(Recorded data)
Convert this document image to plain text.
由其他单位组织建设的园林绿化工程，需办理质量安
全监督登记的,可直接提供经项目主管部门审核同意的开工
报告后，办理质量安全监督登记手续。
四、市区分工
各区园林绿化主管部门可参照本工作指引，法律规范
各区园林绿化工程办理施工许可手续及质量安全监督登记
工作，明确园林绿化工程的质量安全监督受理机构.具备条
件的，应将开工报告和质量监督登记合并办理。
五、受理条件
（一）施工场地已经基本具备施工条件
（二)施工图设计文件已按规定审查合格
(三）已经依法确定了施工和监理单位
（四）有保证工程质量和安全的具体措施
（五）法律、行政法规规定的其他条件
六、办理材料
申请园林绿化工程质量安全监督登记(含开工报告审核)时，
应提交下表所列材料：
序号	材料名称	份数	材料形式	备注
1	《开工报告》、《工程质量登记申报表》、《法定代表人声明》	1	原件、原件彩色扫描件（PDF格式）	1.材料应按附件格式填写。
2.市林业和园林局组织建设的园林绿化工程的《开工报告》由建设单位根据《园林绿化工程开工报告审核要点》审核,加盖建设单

> [Directions for this task]:
Every record shown above should be written out again exactly.

> [Task solution]:
Convert this document image to plain text.
由其他单位组织建设的园林绿化工程，需办理质量安
全监督登记的,可直接提供经项目主管部门审核同意的开工
报告后，办理质量安全监督登记手续。
四、市区分工
各区园林绿化主管部门可参照本工作指引，法律规范
各区园林绿化工程办理施工许可手续及质量安全监督登记
工作，明确园林绿化工程的质量安全监督受理机构.具备条
件的，应将开工报告和质量监督登记合并办理。
五、受理条件
（一）施工场地已经基本具备施工条件
（二)施工图设计文件已按规定审查合格
(三）已经依法确定了施工和监理单位
（四）有保证工程质量和安全的具体措施
（五）法律、行政法规规定的其他条件
六、办理材料
申请园林绿化工程质量安全监督登记(含开工报告审核)时，
应提交下表所列材料：
序号	材料名称	份数	材料形式	备注
1	《开工报告》、《工程质量登记申报表》、《法定代表人声明》	1	原件、原件彩色扫描件（PDF格式）	1.材料应按附件格式填写。
2.市林业和园林局组织建设的园林绿化工程的《开工报告》由建设单位根据《园林绿化工程开工报告审核要点》审核,加盖建设单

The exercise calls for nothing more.